» **Short task**
Write every record out again exactly, and keep images out of it.
□ □ □
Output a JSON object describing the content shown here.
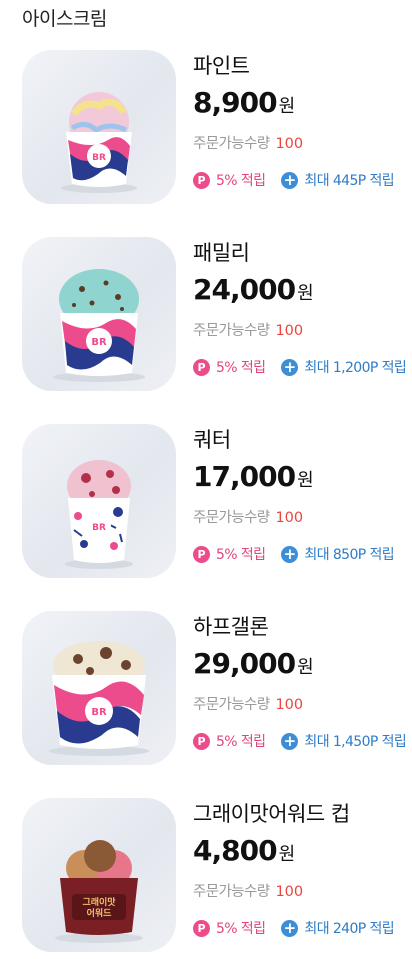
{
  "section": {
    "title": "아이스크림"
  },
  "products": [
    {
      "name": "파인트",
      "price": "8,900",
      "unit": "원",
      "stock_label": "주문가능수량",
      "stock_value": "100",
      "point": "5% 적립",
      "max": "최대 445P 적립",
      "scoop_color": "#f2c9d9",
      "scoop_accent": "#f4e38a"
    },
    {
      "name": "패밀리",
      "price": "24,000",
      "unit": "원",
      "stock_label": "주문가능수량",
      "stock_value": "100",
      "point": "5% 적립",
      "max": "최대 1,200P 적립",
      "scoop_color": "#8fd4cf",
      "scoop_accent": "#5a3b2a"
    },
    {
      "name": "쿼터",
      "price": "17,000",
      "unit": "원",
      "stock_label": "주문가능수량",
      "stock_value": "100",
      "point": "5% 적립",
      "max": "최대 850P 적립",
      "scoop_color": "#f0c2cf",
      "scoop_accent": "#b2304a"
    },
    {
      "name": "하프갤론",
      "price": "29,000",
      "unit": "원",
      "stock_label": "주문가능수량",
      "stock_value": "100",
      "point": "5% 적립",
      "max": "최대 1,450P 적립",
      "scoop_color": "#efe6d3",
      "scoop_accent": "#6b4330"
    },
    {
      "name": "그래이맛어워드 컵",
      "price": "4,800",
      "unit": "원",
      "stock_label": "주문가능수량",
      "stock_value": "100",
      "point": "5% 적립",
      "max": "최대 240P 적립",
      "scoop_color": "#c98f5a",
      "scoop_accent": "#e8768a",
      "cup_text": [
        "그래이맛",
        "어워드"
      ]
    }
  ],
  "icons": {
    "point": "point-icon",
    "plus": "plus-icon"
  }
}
□ □ □
» **Task response**
Output a JSON object describing the content shown here.
{
  "section": {
    "title": "아이스크림"
  },
  "products": [
    {
      "name": "파인트",
      "price": "8,900",
      "unit": "원",
      "stock_label": "주문가능수량",
      "stock_value": "100",
      "point": "5% 적립",
      "max": "최대 445P 적립",
      "scoop_color": "#f2c9d9",
      "scoop_accent": "#f4e38a"
    },
    {
      "name": "패밀리",
      "price": "24,000",
      "unit": "원",
      "stock_label": "주문가능수량",
      "stock_value": "100",
      "point": "5% 적립",
      "max": "최대 1,200P 적립",
      "scoop_color": "#8fd4cf",
      "scoop_accent": "#5a3b2a"
    },
    {
      "name": "쿼터",
      "price": "17,000",
      "unit": "원",
      "stock_label": "주문가능수량",
      "stock_value": "100",
      "point": "5% 적립",
      "max": "최대 850P 적립",
      "scoop_color": "#f0c2cf",
      "scoop_accent": "#b2304a"
    },
    {
      "name": "하프갤론",
      "price": "29,000",
      "unit": "원",
      "stock_label": "주문가능수량",
      "stock_value": "100",
      "point": "5% 적립",
      "max": "최대 1,450P 적립",
      "scoop_color": "#efe6d3",
      "scoop_accent": "#6b4330"
    },
    {
      "name": "그래이맛어워드 컵",
      "price": "4,800",
      "unit": "원",
      "stock_label": "주문가능수량",
      "stock_value": "100",
      "point": "5% 적립",
      "max": "최대 240P 적립",
      "scoop_color": "#c98f5a",
      "scoop_accent": "#e8768a",
      "cup_text": [
        "그래이맛",
        "어워드"
      ]
    }
  ],
  "icons": {
    "point": "point-icon",
    "plus": "plus-icon"
  }
}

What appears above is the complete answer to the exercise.